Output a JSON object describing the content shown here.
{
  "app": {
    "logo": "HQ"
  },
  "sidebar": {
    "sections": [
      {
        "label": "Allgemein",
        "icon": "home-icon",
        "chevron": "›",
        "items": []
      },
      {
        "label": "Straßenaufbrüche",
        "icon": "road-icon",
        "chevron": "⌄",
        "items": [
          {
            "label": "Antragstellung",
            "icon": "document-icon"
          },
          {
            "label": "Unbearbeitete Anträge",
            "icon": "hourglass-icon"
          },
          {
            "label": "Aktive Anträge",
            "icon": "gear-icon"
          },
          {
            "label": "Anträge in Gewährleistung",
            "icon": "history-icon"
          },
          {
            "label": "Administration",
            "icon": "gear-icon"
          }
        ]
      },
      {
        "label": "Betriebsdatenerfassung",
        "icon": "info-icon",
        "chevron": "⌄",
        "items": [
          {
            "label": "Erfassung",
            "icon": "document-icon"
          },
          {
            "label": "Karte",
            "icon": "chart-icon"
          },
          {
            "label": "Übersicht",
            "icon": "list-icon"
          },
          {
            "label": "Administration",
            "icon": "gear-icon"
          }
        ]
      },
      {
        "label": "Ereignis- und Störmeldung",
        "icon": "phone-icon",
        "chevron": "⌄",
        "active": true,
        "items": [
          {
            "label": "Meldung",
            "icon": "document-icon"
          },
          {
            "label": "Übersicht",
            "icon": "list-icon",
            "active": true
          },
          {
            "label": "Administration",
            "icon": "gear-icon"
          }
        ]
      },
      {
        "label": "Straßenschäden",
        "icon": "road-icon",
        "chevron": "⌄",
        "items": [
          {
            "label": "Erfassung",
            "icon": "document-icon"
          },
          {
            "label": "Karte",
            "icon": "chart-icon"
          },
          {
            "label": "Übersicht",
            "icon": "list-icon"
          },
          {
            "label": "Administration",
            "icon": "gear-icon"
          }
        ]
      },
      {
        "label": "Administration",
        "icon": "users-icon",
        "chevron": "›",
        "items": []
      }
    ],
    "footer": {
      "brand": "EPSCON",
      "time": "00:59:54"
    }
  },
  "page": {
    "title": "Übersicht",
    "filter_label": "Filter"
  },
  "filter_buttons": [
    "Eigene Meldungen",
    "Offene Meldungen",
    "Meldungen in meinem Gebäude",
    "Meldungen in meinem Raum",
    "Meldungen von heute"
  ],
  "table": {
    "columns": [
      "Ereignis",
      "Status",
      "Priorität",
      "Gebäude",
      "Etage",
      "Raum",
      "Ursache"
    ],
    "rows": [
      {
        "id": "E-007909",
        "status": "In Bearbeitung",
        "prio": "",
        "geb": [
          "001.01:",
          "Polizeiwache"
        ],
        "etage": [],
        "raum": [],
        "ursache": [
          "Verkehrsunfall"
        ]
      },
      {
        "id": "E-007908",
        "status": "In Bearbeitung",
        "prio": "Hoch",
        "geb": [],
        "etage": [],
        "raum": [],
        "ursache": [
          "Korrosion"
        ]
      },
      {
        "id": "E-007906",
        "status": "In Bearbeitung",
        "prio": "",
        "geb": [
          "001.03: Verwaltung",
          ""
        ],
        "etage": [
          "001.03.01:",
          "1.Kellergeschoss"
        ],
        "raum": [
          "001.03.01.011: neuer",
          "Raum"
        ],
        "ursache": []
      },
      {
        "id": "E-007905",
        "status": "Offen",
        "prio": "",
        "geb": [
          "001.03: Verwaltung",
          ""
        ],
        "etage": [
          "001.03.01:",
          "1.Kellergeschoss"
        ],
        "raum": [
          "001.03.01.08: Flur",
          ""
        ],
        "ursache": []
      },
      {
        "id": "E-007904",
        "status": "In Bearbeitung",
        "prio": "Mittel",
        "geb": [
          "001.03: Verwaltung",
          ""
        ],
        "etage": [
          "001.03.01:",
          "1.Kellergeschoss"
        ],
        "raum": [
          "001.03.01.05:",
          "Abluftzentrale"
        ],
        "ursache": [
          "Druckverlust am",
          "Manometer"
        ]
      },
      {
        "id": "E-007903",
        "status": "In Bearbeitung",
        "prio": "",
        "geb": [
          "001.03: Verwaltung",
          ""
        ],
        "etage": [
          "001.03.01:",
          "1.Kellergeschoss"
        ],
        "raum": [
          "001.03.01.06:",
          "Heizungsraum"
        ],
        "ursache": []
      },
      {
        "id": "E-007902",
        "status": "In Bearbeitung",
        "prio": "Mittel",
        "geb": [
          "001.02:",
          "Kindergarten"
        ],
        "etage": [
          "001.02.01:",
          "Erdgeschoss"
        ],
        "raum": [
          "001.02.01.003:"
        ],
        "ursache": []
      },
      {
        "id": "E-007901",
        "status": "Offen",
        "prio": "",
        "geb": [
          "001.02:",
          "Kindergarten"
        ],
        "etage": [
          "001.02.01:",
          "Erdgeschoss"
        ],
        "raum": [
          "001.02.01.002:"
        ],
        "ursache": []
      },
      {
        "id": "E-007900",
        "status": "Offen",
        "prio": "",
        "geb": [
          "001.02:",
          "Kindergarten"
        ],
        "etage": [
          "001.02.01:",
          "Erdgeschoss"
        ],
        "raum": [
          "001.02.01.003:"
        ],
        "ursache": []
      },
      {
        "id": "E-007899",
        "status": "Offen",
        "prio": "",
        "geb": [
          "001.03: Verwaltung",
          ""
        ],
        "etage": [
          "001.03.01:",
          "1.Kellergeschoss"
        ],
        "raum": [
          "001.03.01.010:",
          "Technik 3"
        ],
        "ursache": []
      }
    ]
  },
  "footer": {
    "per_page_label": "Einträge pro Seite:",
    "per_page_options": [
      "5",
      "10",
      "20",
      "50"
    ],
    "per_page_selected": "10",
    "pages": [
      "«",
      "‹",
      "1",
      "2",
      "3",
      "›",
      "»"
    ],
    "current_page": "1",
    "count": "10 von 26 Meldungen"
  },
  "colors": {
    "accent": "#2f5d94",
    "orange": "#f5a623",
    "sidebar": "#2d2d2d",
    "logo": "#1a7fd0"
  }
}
# # # # #
Written task: Output the listing above exactly as it appears.

Exercise response:
Output a JSON object describing the content shown here.
{
  "app": {
    "logo": "HQ"
  },
  "sidebar": {
    "sections": [
      {
        "label": "Allgemein",
        "icon": "home-icon",
        "chevron": "›",
        "items": []
      },
      {
        "label": "Straßenaufbrüche",
        "icon": "road-icon",
        "chevron": "⌄",
        "items": [
          {
            "label": "Antragstellung",
            "icon": "document-icon"
          },
          {
            "label": "Unbearbeitete Anträge",
            "icon": "hourglass-icon"
          },
          {
            "label": "Aktive Anträge",
            "icon": "gear-icon"
          },
          {
            "label": "Anträge in Gewährleistung",
            "icon": "history-icon"
          },
          {
            "label": "Administration",
            "icon": "gear-icon"
          }
        ]
      },
      {
        "label": "Betriebsdatenerfassung",
        "icon": "info-icon",
        "chevron": "⌄",
        "items": [
          {
            "label": "Erfassung",
            "icon": "document-icon"
          },
          {
            "label": "Karte",
            "icon": "chart-icon"
          },
          {
            "label": "Übersicht",
            "icon": "list-icon"
          },
          {
            "label": "Administration",
            "icon": "gear-icon"
          }
        ]
      },
      {
        "label": "Ereignis- und Störmeldung",
        "icon": "phone-icon",
        "chevron": "⌄",
        "active": true,
        "items": [
          {
            "label": "Meldung",
            "icon": "document-icon"
          },
          {
            "label": "Übersicht",
            "icon": "list-icon",
            "active": true
          },
          {
            "label": "Administration",
            "icon": "gear-icon"
          }
        ]
      },
      {
        "label": "Straßenschäden",
        "icon": "road-icon",
        "chevron": "⌄",
        "items": [
          {
            "label": "Erfassung",
            "icon": "document-icon"
          },
          {
            "label": "Karte",
            "icon": "chart-icon"
          },
          {
            "label": "Übersicht",
            "icon": "list-icon"
          },
          {
            "label": "Administration",
            "icon": "gear-icon"
          }
        ]
      },
      {
        "label": "Administration",
        "icon": "users-icon",
        "chevron": "›",
        "items": []
      }
    ],
    "footer": {
      "brand": "EPSCON",
      "time": "00:59:54"
    }
  },
  "page": {
    "title": "Übersicht",
    "filter_label": "Filter"
  },
  "filter_buttons": [
    "Eigene Meldungen",
    "Offene Meldungen",
    "Meldungen in meinem Gebäude",
    "Meldungen in meinem Raum",
    "Meldungen von heute"
  ],
  "table": {
    "columns": [
      "Ereignis",
      "Status",
      "Priorität",
      "Gebäude",
      "Etage",
      "Raum",
      "Ursache"
    ],
    "rows": [
      {
        "id": "E-007909",
        "status": "In Bearbeitung",
        "prio": "",
        "geb": [
          "001.01:",
          "Polizeiwache"
        ],
        "etage": [],
        "raum": [],
        "ursache": [
          "Verkehrsunfall"
        ]
      },
      {
        "id": "E-007908",
        "status": "In Bearbeitung",
        "prio": "Hoch",
        "geb": [],
        "etage": [],
        "raum": [],
        "ursache": [
          "Korrosion"
        ]
      },
      {
        "id": "E-007906",
        "status": "In Bearbeitung",
        "prio": "",
        "geb": [
          "001.03: Verwaltung",
          ""
        ],
        "etage": [
          "001.03.01:",
          "1.Kellergeschoss"
        ],
        "raum": [
          "001.03.01.011: neuer",
          "Raum"
        ],
        "ursache": []
      },
      {
        "id": "E-007905",
        "status": "Offen",
        "prio": "",
        "geb": [
          "001.03: Verwaltung",
          ""
        ],
        "etage": [
          "001.03.01:",
          "1.Kellergeschoss"
        ],
        "raum": [
          "001.03.01.08: Flur",
          ""
        ],
        "ursache": []
      },
      {
        "id": "E-007904",
        "status": "In Bearbeitung",
        "prio": "Mittel",
        "geb": [
          "001.03: Verwaltung",
          ""
        ],
        "etage": [
          "001.03.01:",
          "1.Kellergeschoss"
        ],
        "raum": [
          "001.03.01.05:",
          "Abluftzentrale"
        ],
        "ursache": [
          "Druckverlust am",
          "Manometer"
        ]
      },
      {
        "id": "E-007903",
        "status": "In Bearbeitung",
        "prio": "",
        "geb": [
          "001.03: Verwaltung",
          ""
        ],
        "etage": [
          "001.03.01:",
          "1.Kellergeschoss"
        ],
        "raum": [
          "001.03.01.06:",
          "Heizungsraum"
        ],
        "ursache": []
      },
      {
        "id": "E-007902",
        "status": "In Bearbeitung",
        "prio": "Mittel",
        "geb": [
          "001.02:",
          "Kindergarten"
        ],
        "etage": [
          "001.02.01:",
          "Erdgeschoss"
        ],
        "raum": [
          "001.02.01.003:"
        ],
        "ursache": []
      },
      {
        "id": "E-007901",
        "status": "Offen",
        "prio": "",
        "geb": [
          "001.02:",
          "Kindergarten"
        ],
        "etage": [
          "001.02.01:",
          "Erdgeschoss"
        ],
        "raum": [
          "001.02.01.002:"
        ],
        "ursache": []
      },
      {
        "id": "E-007900",
        "status": "Offen",
        "prio": "",
        "geb": [
          "001.02:",
          "Kindergarten"
        ],
        "etage": [
          "001.02.01:",
          "Erdgeschoss"
        ],
        "raum": [
          "001.02.01.003:"
        ],
        "ursache": []
      },
      {
        "id": "E-007899",
        "status": "Offen",
        "prio": "",
        "geb": [
          "001.03: Verwaltung",
          ""
        ],
        "etage": [
          "001.03.01:",
          "1.Kellergeschoss"
        ],
        "raum": [
          "001.03.01.010:",
          "Technik 3"
        ],
        "ursache": []
      }
    ]
  },
  "footer": {
    "per_page_label": "Einträge pro Seite:",
    "per_page_options": [
      "5",
      "10",
      "20",
      "50"
    ],
    "per_page_selected": "10",
    "pages": [
      "«",
      "‹",
      "1",
      "2",
      "3",
      "›",
      "»"
    ],
    "current_page": "1",
    "count": "10 von 26 Meldungen"
  },
  "colors": {
    "accent": "#2f5d94",
    "orange": "#f5a623",
    "sidebar": "#2d2d2d",
    "logo": "#1a7fd0"
  }
}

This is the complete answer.